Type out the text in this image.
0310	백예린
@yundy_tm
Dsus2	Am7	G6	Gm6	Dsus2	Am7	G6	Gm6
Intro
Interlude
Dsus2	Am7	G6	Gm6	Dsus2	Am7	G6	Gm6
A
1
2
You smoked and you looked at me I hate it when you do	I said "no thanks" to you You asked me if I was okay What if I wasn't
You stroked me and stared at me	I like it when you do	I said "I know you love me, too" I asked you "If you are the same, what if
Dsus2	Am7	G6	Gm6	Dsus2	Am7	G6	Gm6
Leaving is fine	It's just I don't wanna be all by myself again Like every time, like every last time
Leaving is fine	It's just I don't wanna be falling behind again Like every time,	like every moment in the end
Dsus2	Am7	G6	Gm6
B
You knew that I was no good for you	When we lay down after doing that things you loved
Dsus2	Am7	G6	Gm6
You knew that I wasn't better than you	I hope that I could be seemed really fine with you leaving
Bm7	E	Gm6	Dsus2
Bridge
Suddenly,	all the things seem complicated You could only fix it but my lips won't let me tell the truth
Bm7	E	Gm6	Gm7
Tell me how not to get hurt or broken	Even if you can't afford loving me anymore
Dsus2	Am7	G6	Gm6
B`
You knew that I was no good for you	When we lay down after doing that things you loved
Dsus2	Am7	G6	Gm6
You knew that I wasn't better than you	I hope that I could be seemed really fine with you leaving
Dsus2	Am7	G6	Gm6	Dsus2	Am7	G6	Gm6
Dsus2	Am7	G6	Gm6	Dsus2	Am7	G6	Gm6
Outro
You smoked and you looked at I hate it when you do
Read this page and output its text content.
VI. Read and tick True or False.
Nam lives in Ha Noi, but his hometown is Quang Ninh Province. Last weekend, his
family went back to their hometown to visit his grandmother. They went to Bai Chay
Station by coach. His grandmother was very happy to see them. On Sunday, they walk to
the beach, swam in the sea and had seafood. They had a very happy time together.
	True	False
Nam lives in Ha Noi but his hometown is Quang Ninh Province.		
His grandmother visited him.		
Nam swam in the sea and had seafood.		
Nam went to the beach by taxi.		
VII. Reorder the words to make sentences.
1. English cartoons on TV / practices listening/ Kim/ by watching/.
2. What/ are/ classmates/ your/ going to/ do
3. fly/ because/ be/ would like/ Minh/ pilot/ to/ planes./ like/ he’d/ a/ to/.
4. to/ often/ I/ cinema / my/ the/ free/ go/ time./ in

DO THIS: Reproduce each line of the entries in which the word "hometown" is found.

WRITTEN ANSWER:
Nam lives in Ha Noi, but his hometown is Quang Ninh Province. Last weekend, his
family went back to their hometown to visit his grandmother. They went to Bai Chay
Nam lives in Ha Noi but his hometown is Quang Ninh Province.		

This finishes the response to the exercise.